Stated exercise: Please write out the material that follows, exactly as it stands.

Data provided:
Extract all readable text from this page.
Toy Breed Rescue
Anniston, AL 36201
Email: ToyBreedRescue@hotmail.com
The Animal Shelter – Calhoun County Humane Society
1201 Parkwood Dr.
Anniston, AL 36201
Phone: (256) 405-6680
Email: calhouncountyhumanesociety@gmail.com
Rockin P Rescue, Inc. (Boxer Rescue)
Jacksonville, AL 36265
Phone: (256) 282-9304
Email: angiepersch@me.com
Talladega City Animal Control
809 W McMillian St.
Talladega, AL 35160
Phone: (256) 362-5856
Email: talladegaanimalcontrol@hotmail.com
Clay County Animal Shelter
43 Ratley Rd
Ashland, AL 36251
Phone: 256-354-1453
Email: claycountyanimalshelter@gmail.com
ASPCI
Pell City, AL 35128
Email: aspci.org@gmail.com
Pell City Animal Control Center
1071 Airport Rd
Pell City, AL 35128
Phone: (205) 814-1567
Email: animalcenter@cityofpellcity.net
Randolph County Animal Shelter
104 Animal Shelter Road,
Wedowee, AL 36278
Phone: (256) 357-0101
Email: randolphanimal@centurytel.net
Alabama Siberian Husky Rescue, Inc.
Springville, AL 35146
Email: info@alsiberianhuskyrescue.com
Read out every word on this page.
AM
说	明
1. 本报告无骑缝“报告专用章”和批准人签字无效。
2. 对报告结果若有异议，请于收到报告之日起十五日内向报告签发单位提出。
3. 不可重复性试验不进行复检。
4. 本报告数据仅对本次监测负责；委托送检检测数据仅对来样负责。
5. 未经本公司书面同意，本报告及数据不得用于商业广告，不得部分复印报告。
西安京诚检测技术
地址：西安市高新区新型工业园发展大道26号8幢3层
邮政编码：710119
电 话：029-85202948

Exercise result:
Extract all readable text from this page.
Toy Breed Rescue
Anniston, AL 36201
Email: ToyBreedRescue@hotmail.com
The Animal Shelter – Calhoun County Humane Society
1201 Parkwood Dr.
Anniston, AL 36201
Phone: (256) 405-6680
Email: calhouncountyhumanesociety@gmail.com
Rockin P Rescue, Inc. (Boxer Rescue)
Jacksonville, AL 36265
Phone: (256) 282-9304
Email: angiepersch@me.com
Talladega City Animal Control
809 W McMillian St.
Talladega, AL 35160
Phone: (256) 362-5856
Email: talladegaanimalcontrol@hotmail.com
Clay County Animal Shelter
43 Ratley Rd
Ashland, AL 36251
Phone: 256-354-1453
Email: claycountyanimalshelter@gmail.com
ASPCI
Pell City, AL 35128
Email: aspci.org@gmail.com
Pell City Animal Control Center
1071 Airport Rd
Pell City, AL 35128
Phone: (205) 814-1567
Email: animalcenter@cityofpellcity.net
Randolph County Animal Shelter
104 Animal Shelter Road,
Wedowee, AL 36278
Phone: (256) 357-0101
Email: randolphanimal@centurytel.net
Alabama Siberian Husky Rescue, Inc.
Springville, AL 35146
Email: info@alsiberianhuskyrescue.com
Read out every word on this page.
AM
说	明
1. 本报告无骑缝“报告专用章”和批准人签字无效。
2. 对报告结果若有异议，请于收到报告之日起十五日内向报告签发单位提出。
3. 不可重复性试验不进行复检。
4. 本报告数据仅对本次监测负责；委托送检检测数据仅对来样负责。
5. 未经本公司书面同意，本报告及数据不得用于商业广告，不得部分复印报告。
西安京诚检测技术
地址：西安市高新区新型工业园发展大道26号8幢3层
邮政编码：710119
电 话：029-85202948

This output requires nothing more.